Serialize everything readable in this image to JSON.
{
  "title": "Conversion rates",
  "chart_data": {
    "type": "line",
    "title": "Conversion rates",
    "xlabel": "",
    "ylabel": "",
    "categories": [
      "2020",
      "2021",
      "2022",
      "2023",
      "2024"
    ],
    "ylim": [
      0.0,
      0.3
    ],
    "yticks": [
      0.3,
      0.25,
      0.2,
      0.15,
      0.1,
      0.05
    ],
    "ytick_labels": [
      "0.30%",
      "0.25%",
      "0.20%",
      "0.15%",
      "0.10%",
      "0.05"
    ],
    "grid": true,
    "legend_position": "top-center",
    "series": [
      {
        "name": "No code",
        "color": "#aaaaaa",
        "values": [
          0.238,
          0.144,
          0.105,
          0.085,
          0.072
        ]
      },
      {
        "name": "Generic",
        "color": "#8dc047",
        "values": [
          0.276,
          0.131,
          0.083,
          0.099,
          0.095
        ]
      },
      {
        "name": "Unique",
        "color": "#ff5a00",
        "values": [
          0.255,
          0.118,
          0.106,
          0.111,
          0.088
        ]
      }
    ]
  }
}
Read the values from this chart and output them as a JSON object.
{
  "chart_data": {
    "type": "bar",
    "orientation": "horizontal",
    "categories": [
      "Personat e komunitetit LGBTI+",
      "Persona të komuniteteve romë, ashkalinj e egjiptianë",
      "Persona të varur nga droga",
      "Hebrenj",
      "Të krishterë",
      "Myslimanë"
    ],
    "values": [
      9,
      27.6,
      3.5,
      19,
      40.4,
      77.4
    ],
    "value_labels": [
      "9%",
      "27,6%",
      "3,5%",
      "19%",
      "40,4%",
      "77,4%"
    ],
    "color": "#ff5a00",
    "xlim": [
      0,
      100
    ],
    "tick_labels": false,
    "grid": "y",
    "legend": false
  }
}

## Work to do
Reproduce precisely the span of lines that begins at the line containing "Read the values" and ends with the last line of the listing.

## Written answer
Read the values from this chart and output them as a JSON object.
{
  "chart_data": {
    "type": "bar",
    "orientation": "horizontal",
    "categories": [
      "Personat e komunitetit LGBTI+",
      "Persona të komuniteteve romë, ashkalinj e egjiptianë",
      "Persona të varur nga droga",
      "Hebrenj",
      "Të krishterë",
      "Myslimanë"
    ],
    "values": [
      9,
      27.6,
      3.5,
      19,
      40.4,
      77.4
    ],
    "value_labels": [
      "9%",
      "27,6%",
      "3,5%",
      "19%",
      "40,4%",
      "77,4%"
    ],
    "color": "#ff5a00",
    "xlim": [
      0,
      100
    ],
    "tick_labels": false,
    "grid": "y",
    "legend": false
  }
}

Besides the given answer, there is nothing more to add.